◆ **Task requirements**: Copy out every line containing the word "grouping".
━━ Input data
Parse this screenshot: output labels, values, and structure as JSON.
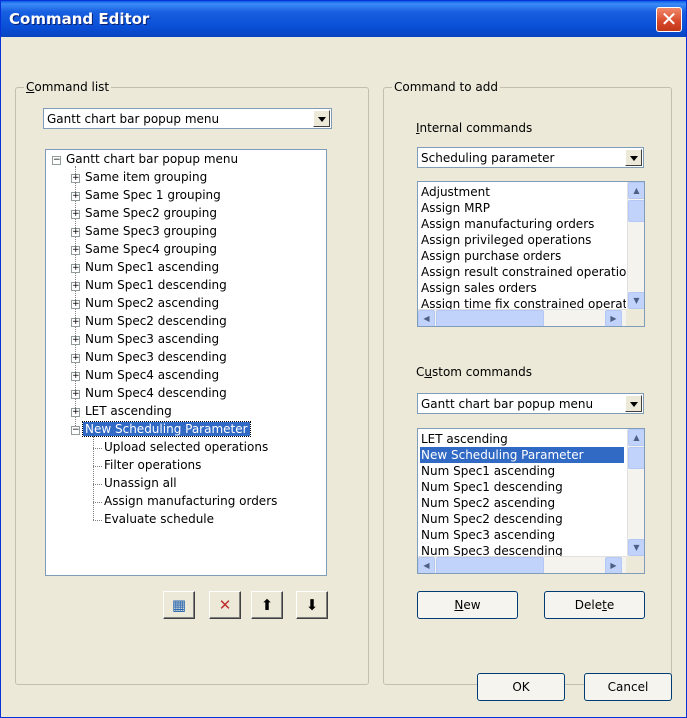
{
  "window": {
    "title": "Command Editor",
    "close_glyph": "✕"
  },
  "command_list": {
    "group_label_hotkey": "C",
    "group_label_rest": "ommand list",
    "combo_value": "Gantt chart bar popup menu",
    "tree": {
      "root": "Gantt chart bar popup menu",
      "children": [
        "Same item grouping",
        "Same Spec 1 grouping",
        "Same Spec2 grouping",
        "Same Spec3 grouping",
        "Same Spec4 grouping",
        "Num Spec1 ascending",
        "Num Spec1 descending",
        "Num Spec2 ascending",
        "Num Spec2 descending",
        "Num Spec3 ascending",
        "Num Spec3 descending",
        "Num Spec4 ascending",
        "Num Spec4 descending",
        "LET ascending",
        "New Scheduling Parameter"
      ],
      "selected": "New Scheduling Parameter",
      "subchildren": [
        "Upload selected operations",
        "Filter operations",
        "Unassign all",
        "Assign manufacturing orders",
        "Evaluate schedule"
      ]
    },
    "toolbar_icons": [
      "add-command-icon",
      "delete-icon",
      "move-up-icon",
      "move-down-icon"
    ],
    "toolbar_glyphs": [
      "▦",
      "✕",
      "⬆",
      "⬇"
    ]
  },
  "command_to_add": {
    "group_label": "Command to add",
    "internal_label_hotkey": "I",
    "internal_label_rest": "nternal commands",
    "internal_combo_value": "Scheduling parameter",
    "internal_list": [
      "Adjustment",
      "Assign MRP",
      "Assign manufacturing orders",
      "Assign privileged operations",
      "Assign purchase orders",
      "Assign result constrained operations",
      "Assign sales orders",
      "Assign time fix constrained operations"
    ],
    "custom_label_pre": "C",
    "custom_label_hotkey": "u",
    "custom_label_rest": "stom commands",
    "custom_combo_value": "Gantt chart bar popup menu",
    "custom_list": [
      "LET ascending",
      "New Scheduling Parameter",
      "Num Spec1 ascending",
      "Num Spec1 descending",
      "Num Spec2 ascending",
      "Num Spec2 descending",
      "Num Spec3 ascending",
      "Num Spec3 descending"
    ],
    "custom_selected_index": 1,
    "new_button_hotkey": "N",
    "new_button_rest": "ew",
    "delete_button_pre": "Dele",
    "delete_button_hotkey": "t",
    "delete_button_rest": "e"
  },
  "footer": {
    "ok_label": "OK",
    "cancel_label": "Cancel"
  },
  "colors": {
    "selection": "#316ac5",
    "title_bar": "#0a50d8",
    "dialog_bg": "#ece9d8"
  }
}
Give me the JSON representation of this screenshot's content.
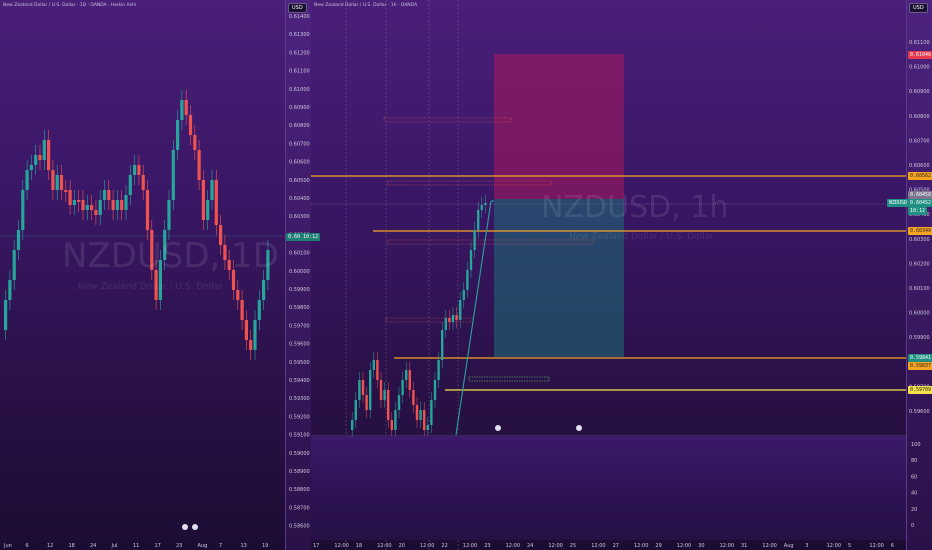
{
  "left_chart": {
    "symbol_title": "New Zealand Dollar / U.S. Dollar · 1D · OANDA · Heikin Ashi",
    "watermark_symbol": "NZDUSD, 1D",
    "watermark_desc": "New Zealand Dollar / U.S. Dollar",
    "currency_button": "USD",
    "price_ticks": [
      "0.61400",
      "0.61300",
      "0.61200",
      "0.61100",
      "0.61000",
      "0.60900",
      "0.60800",
      "0.60700",
      "0.60600",
      "0.60500",
      "0.60400",
      "0.60300",
      "0.60200",
      "0.60100",
      "0.60000",
      "0.59900",
      "0.59800",
      "0.59700",
      "0.59600",
      "0.59500",
      "0.59400",
      "0.59300",
      "0.59200",
      "0.59100",
      "0.59000",
      "0.58900",
      "0.58800",
      "0.58700",
      "0.58600"
    ],
    "last_price_tag": "0.60 10:12",
    "time_ticks": [
      "Jun",
      "6",
      "12",
      "18",
      "24",
      "Jul",
      "11",
      "17",
      "23",
      "Aug",
      "7",
      "13",
      "19"
    ]
  },
  "right_chart": {
    "symbol_title": "New Zealand Dollar / U.S. Dollar · 1h · OANDA",
    "watermark_symbol": "NZDUSD, 1h",
    "watermark_desc": "New Zealand Dollar / U.S. Dollar",
    "currency_button": "USD",
    "price_ticks": [
      "0.61100",
      "0.61000",
      "0.60900",
      "0.60800",
      "0.60700",
      "0.60600",
      "0.60500",
      "0.60400",
      "0.60300",
      "0.60200",
      "0.60100",
      "0.60000",
      "0.59900",
      "0.59800",
      "0.59700",
      "0.59600"
    ],
    "tags": {
      "stop_loss": "0.61046",
      "resistance": "0.60562",
      "current_price_label": "0.60458",
      "symbol_label": "NZDUSD",
      "current_price": "0.60452",
      "countdown": "10:12",
      "level_mid": "0.60349",
      "entry_teal": "0.59841",
      "entry_orange": "0.59837",
      "support_yellow": "0.59709"
    },
    "indicator_ticks": [
      "100",
      "80",
      "60",
      "40",
      "20",
      "0"
    ],
    "time_ticks": [
      "17",
      "12:00",
      "18",
      "12:00",
      "20",
      "12:00",
      "22",
      "12:00",
      "23",
      "12:00",
      "24",
      "12:00",
      "25",
      "12:00",
      "27",
      "12:00",
      "29",
      "12:00",
      "30",
      "12:00",
      "31",
      "12:00",
      "Aug",
      "3",
      "12:00",
      "5",
      "12:00",
      "6"
    ]
  },
  "colors": {
    "bull": "#26a69a",
    "bear": "#ef5350",
    "orange_line": "#f7a520",
    "yellow_line": "#f5e14a",
    "stop_zone": "#c2185b",
    "target_zone": "#1e6f78"
  }
}
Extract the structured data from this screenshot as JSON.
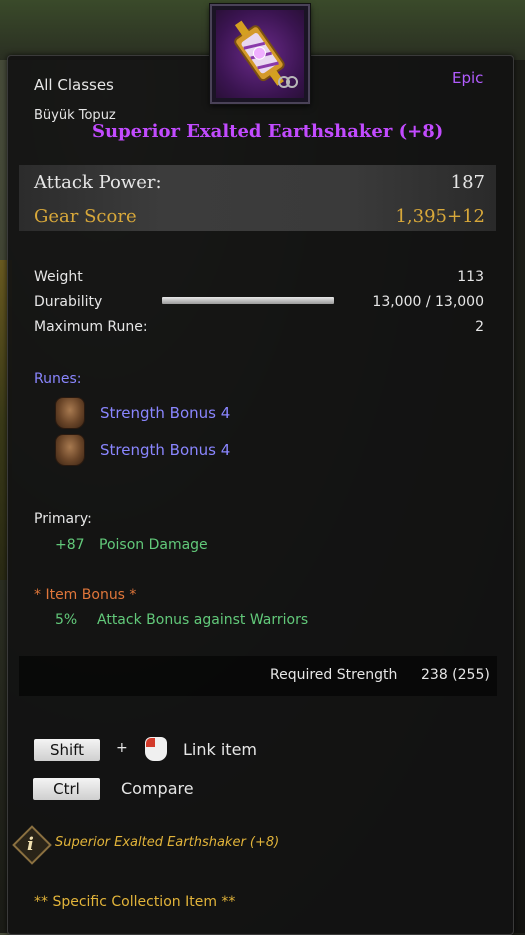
{
  "item": {
    "class_restriction": "All Classes",
    "type_name": "Büyük Topuz",
    "grade": "Epic",
    "name": "Superior Exalted Earthshaker (+8)"
  },
  "stats": {
    "attack_power_label": "Attack Power:",
    "attack_power_value": "187",
    "gear_score_label": "Gear Score",
    "gear_score_value": "1,395+12"
  },
  "properties": {
    "weight_label": "Weight",
    "weight_value": "113",
    "durability_label": "Durability",
    "durability_value": "13,000 / 13,000",
    "durability_fraction": 1.0,
    "max_rune_label": "Maximum Rune:",
    "max_rune_value": "2"
  },
  "runes": {
    "header": "Runes:",
    "items": [
      {
        "name": "Strength Bonus 4",
        "icon": "rune-icon"
      },
      {
        "name": "Strength Bonus 4",
        "icon": "rune-icon"
      }
    ]
  },
  "primary": {
    "header": "Primary:",
    "value": "+87",
    "label": "Poison Damage"
  },
  "item_bonus": {
    "header": "*  Item Bonus *",
    "value": "5%",
    "label": "Attack Bonus against Warriors"
  },
  "requirement": {
    "label": "Required Strength",
    "value": "238 (255)"
  },
  "controls": {
    "shift_key": "Shift",
    "plus": "+",
    "link_label": "Link item",
    "ctrl_key": "Ctrl",
    "compare_label": "Compare"
  },
  "footer": {
    "info_name": "Superior Exalted Earthshaker (+8)",
    "collection": "** Specific Collection Item **"
  },
  "colors": {
    "title": "#c24bff",
    "epic": "#b25cff",
    "gold": "#d8a83a",
    "rune_blue": "#8a86ff",
    "bonus_green": "#62c97a",
    "bonus_orange": "#e0763a"
  }
}
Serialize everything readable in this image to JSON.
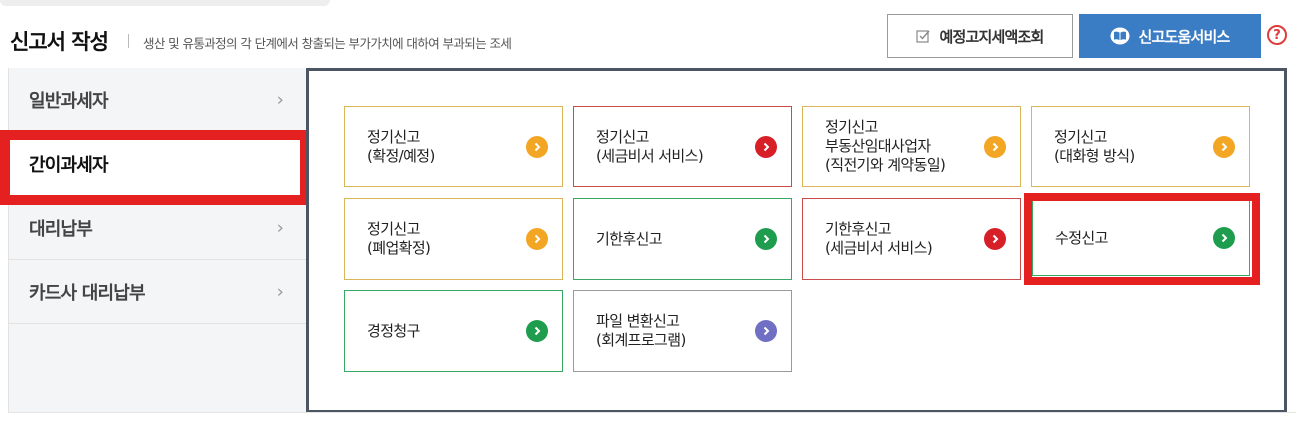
{
  "header": {
    "title": "신고서 작성",
    "description": "생산 및 유통과정의 각 단계에서 창출되는 부가가치에 대하여 부과되는 조세",
    "notice_button": "예정고지세액조회",
    "help_button": "신고도움서비스",
    "help_icon_text": "?"
  },
  "sidebar": {
    "items": [
      {
        "label": "일반과세자",
        "active": false
      },
      {
        "label": "간이과세자",
        "active": true
      },
      {
        "label": "대리납부",
        "active": false
      },
      {
        "label": "카드사 대리납부",
        "active": false
      }
    ],
    "chevron": "›"
  },
  "cards": [
    {
      "line1": "정기신고",
      "line2": "(확정/예정)",
      "line3": "",
      "border": "#d9b65a",
      "arrow": "#f2a623"
    },
    {
      "line1": "정기신고",
      "line2": "(세금비서 서비스)",
      "line3": "",
      "border": "#c94b4b",
      "arrow": "#d61f26"
    },
    {
      "line1": "정기신고",
      "line2": "부동산임대사업자",
      "line3": "(직전기와 계약동일)",
      "border": "#d9b65a",
      "arrow": "#f2a623"
    },
    {
      "line1": "정기신고",
      "line2": "(대화형 방식)",
      "line3": "",
      "border": "#d9b65a",
      "arrow": "#f2a623"
    },
    {
      "line1": "정기신고",
      "line2": "(폐업확정)",
      "line3": "",
      "border": "#d9b65a",
      "arrow": "#f2a623"
    },
    {
      "line1": "기한후신고",
      "line2": "",
      "line3": "",
      "border": "#3aa865",
      "arrow": "#1f9d4e"
    },
    {
      "line1": "기한후신고",
      "line2": "(세금비서 서비스)",
      "line3": "",
      "border": "#c94b4b",
      "arrow": "#d61f26"
    },
    {
      "line1": "수정신고",
      "line2": "",
      "line3": "",
      "border": "#3aa865",
      "arrow": "#1f9d4e"
    },
    {
      "line1": "경정청구",
      "line2": "",
      "line3": "",
      "border": "#3aa865",
      "arrow": "#1f9d4e"
    },
    {
      "line1": "파일 변환신고",
      "line2": "(회계프로그램)",
      "line3": "",
      "border": "#3aa865",
      "arrow": "#6f6fc4"
    }
  ],
  "colors": {
    "primary_button": "#3b7dc4",
    "highlight": "#e52020",
    "panel_border": "#4b5563"
  }
}
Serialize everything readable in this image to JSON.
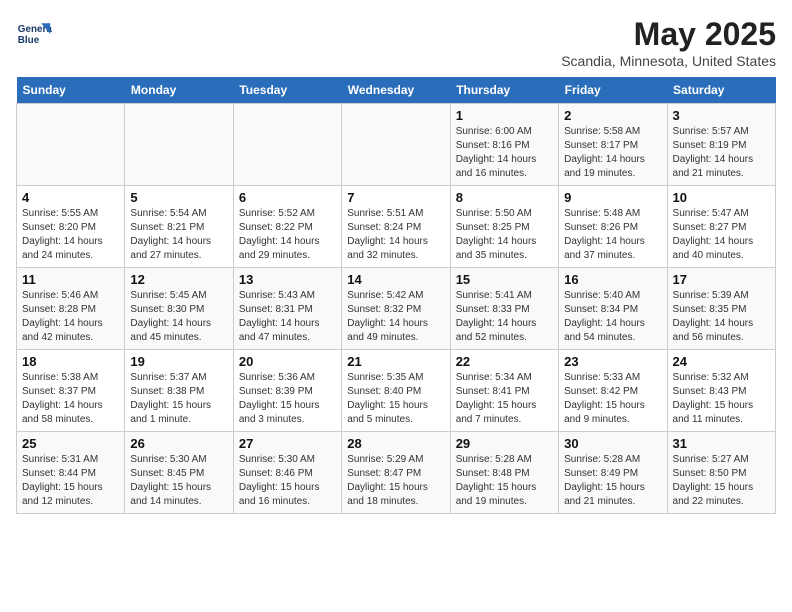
{
  "header": {
    "logo_line1": "General",
    "logo_line2": "Blue",
    "month": "May 2025",
    "location": "Scandia, Minnesota, United States"
  },
  "days_of_week": [
    "Sunday",
    "Monday",
    "Tuesday",
    "Wednesday",
    "Thursday",
    "Friday",
    "Saturday"
  ],
  "weeks": [
    [
      {
        "day": "",
        "detail": ""
      },
      {
        "day": "",
        "detail": ""
      },
      {
        "day": "",
        "detail": ""
      },
      {
        "day": "",
        "detail": ""
      },
      {
        "day": "1",
        "detail": "Sunrise: 6:00 AM\nSunset: 8:16 PM\nDaylight: 14 hours\nand 16 minutes."
      },
      {
        "day": "2",
        "detail": "Sunrise: 5:58 AM\nSunset: 8:17 PM\nDaylight: 14 hours\nand 19 minutes."
      },
      {
        "day": "3",
        "detail": "Sunrise: 5:57 AM\nSunset: 8:19 PM\nDaylight: 14 hours\nand 21 minutes."
      }
    ],
    [
      {
        "day": "4",
        "detail": "Sunrise: 5:55 AM\nSunset: 8:20 PM\nDaylight: 14 hours\nand 24 minutes."
      },
      {
        "day": "5",
        "detail": "Sunrise: 5:54 AM\nSunset: 8:21 PM\nDaylight: 14 hours\nand 27 minutes."
      },
      {
        "day": "6",
        "detail": "Sunrise: 5:52 AM\nSunset: 8:22 PM\nDaylight: 14 hours\nand 29 minutes."
      },
      {
        "day": "7",
        "detail": "Sunrise: 5:51 AM\nSunset: 8:24 PM\nDaylight: 14 hours\nand 32 minutes."
      },
      {
        "day": "8",
        "detail": "Sunrise: 5:50 AM\nSunset: 8:25 PM\nDaylight: 14 hours\nand 35 minutes."
      },
      {
        "day": "9",
        "detail": "Sunrise: 5:48 AM\nSunset: 8:26 PM\nDaylight: 14 hours\nand 37 minutes."
      },
      {
        "day": "10",
        "detail": "Sunrise: 5:47 AM\nSunset: 8:27 PM\nDaylight: 14 hours\nand 40 minutes."
      }
    ],
    [
      {
        "day": "11",
        "detail": "Sunrise: 5:46 AM\nSunset: 8:28 PM\nDaylight: 14 hours\nand 42 minutes."
      },
      {
        "day": "12",
        "detail": "Sunrise: 5:45 AM\nSunset: 8:30 PM\nDaylight: 14 hours\nand 45 minutes."
      },
      {
        "day": "13",
        "detail": "Sunrise: 5:43 AM\nSunset: 8:31 PM\nDaylight: 14 hours\nand 47 minutes."
      },
      {
        "day": "14",
        "detail": "Sunrise: 5:42 AM\nSunset: 8:32 PM\nDaylight: 14 hours\nand 49 minutes."
      },
      {
        "day": "15",
        "detail": "Sunrise: 5:41 AM\nSunset: 8:33 PM\nDaylight: 14 hours\nand 52 minutes."
      },
      {
        "day": "16",
        "detail": "Sunrise: 5:40 AM\nSunset: 8:34 PM\nDaylight: 14 hours\nand 54 minutes."
      },
      {
        "day": "17",
        "detail": "Sunrise: 5:39 AM\nSunset: 8:35 PM\nDaylight: 14 hours\nand 56 minutes."
      }
    ],
    [
      {
        "day": "18",
        "detail": "Sunrise: 5:38 AM\nSunset: 8:37 PM\nDaylight: 14 hours\nand 58 minutes."
      },
      {
        "day": "19",
        "detail": "Sunrise: 5:37 AM\nSunset: 8:38 PM\nDaylight: 15 hours\nand 1 minute."
      },
      {
        "day": "20",
        "detail": "Sunrise: 5:36 AM\nSunset: 8:39 PM\nDaylight: 15 hours\nand 3 minutes."
      },
      {
        "day": "21",
        "detail": "Sunrise: 5:35 AM\nSunset: 8:40 PM\nDaylight: 15 hours\nand 5 minutes."
      },
      {
        "day": "22",
        "detail": "Sunrise: 5:34 AM\nSunset: 8:41 PM\nDaylight: 15 hours\nand 7 minutes."
      },
      {
        "day": "23",
        "detail": "Sunrise: 5:33 AM\nSunset: 8:42 PM\nDaylight: 15 hours\nand 9 minutes."
      },
      {
        "day": "24",
        "detail": "Sunrise: 5:32 AM\nSunset: 8:43 PM\nDaylight: 15 hours\nand 11 minutes."
      }
    ],
    [
      {
        "day": "25",
        "detail": "Sunrise: 5:31 AM\nSunset: 8:44 PM\nDaylight: 15 hours\nand 12 minutes."
      },
      {
        "day": "26",
        "detail": "Sunrise: 5:30 AM\nSunset: 8:45 PM\nDaylight: 15 hours\nand 14 minutes."
      },
      {
        "day": "27",
        "detail": "Sunrise: 5:30 AM\nSunset: 8:46 PM\nDaylight: 15 hours\nand 16 minutes."
      },
      {
        "day": "28",
        "detail": "Sunrise: 5:29 AM\nSunset: 8:47 PM\nDaylight: 15 hours\nand 18 minutes."
      },
      {
        "day": "29",
        "detail": "Sunrise: 5:28 AM\nSunset: 8:48 PM\nDaylight: 15 hours\nand 19 minutes."
      },
      {
        "day": "30",
        "detail": "Sunrise: 5:28 AM\nSunset: 8:49 PM\nDaylight: 15 hours\nand 21 minutes."
      },
      {
        "day": "31",
        "detail": "Sunrise: 5:27 AM\nSunset: 8:50 PM\nDaylight: 15 hours\nand 22 minutes."
      }
    ]
  ]
}
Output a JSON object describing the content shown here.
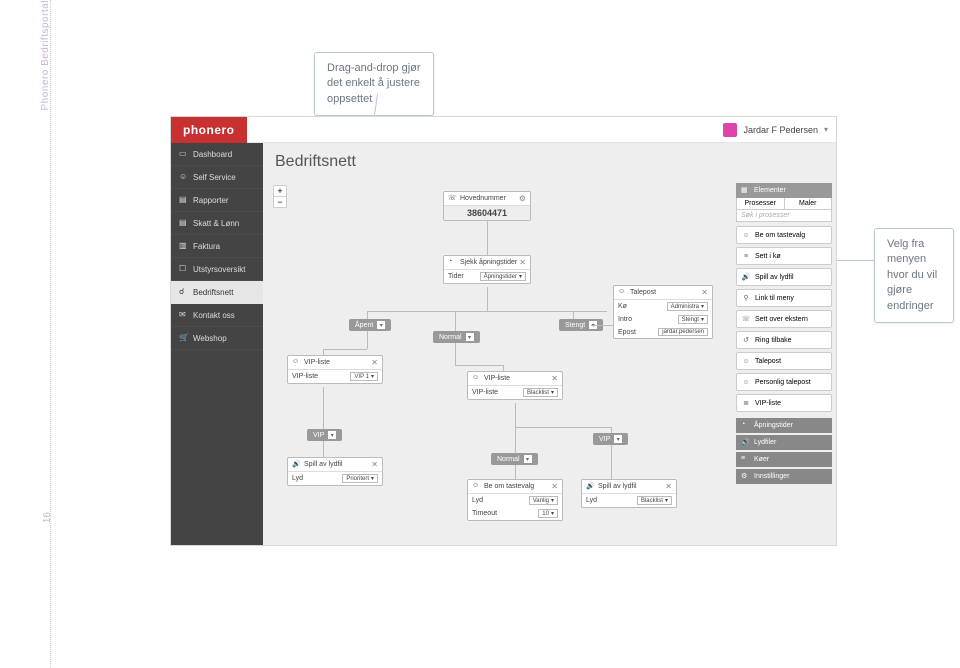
{
  "doc": {
    "side_label": "Phonero Bedriftsportal",
    "page_number": "16"
  },
  "callouts": {
    "top": "Drag-and-drop gjør det enkelt å justere oppsettet",
    "right": "Velg fra menyen hvor du vil gjøre endringer"
  },
  "header": {
    "logo": "phonero",
    "user_name": "Jardar F Pedersen"
  },
  "sidebar": {
    "items": [
      {
        "label": "Dashboard"
      },
      {
        "label": "Self Service"
      },
      {
        "label": "Rapporter"
      },
      {
        "label": "Skatt & Lønn"
      },
      {
        "label": "Faktura"
      },
      {
        "label": "Utstyrsoversikt"
      },
      {
        "label": "Bedriftsnett"
      },
      {
        "label": "Kontakt oss"
      },
      {
        "label": "Webshop"
      }
    ]
  },
  "page": {
    "title": "Bedriftsnett"
  },
  "zoom": {
    "plus": "+",
    "minus": "−"
  },
  "panel": {
    "head": "Elementer",
    "tabs": [
      "Prosesser",
      "Maler"
    ],
    "search_ph": "Søk i prosesser",
    "items": [
      "Be om tastevalg",
      "Sett i kø",
      "Spill av lydfil",
      "Link til meny",
      "Sett over ekstern",
      "Ring tilbake",
      "Talepost",
      "Personlig talepost",
      "VIP-liste"
    ],
    "foot": [
      "Åpningstider",
      "Lydfiler",
      "Køer",
      "Innstillinger"
    ]
  },
  "flow": {
    "hovednummer": {
      "title": "Hovednummer",
      "number": "38604471"
    },
    "sjekk": {
      "title": "Sjekk åpningstider",
      "label": "Tider",
      "value": "Åpningstider"
    },
    "apent": "Åpent",
    "normal1": "Normal",
    "stengt": "Stengt",
    "vip1": {
      "title": "VIP-liste",
      "label": "VIP-liste",
      "value": "VIP 1"
    },
    "vip2": {
      "title": "VIP-liste",
      "label": "VIP-liste",
      "value": "Blacklist"
    },
    "vip_pill": "VIP",
    "normal_pill": "Normal",
    "vip_pill2": "VIP",
    "spill1": {
      "title": "Spill av lydfil",
      "label": "Lyd",
      "value": "Prioritert"
    },
    "beom": {
      "title": "Be om tastevalg",
      "label": "Lyd",
      "value": "Vanlig",
      "label2": "Timeout",
      "value2": "10"
    },
    "spill2": {
      "title": "Spill av lydfil",
      "label": "Lyd",
      "value": "Blacklist"
    },
    "talepost": {
      "title": "Talepost",
      "label": "Kø",
      "value": "Administra",
      "label2": "Intro",
      "value2": "Stengt",
      "label3": "Epost",
      "value3": "jardar.pedersen"
    }
  }
}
━━━━
◆ **Solution below**:
        "Same item grouping",
        "Same Spec 1 grouping",
        "Same Spec2 grouping",
        "Same Spec3 grouping",
        "Same Spec4 grouping",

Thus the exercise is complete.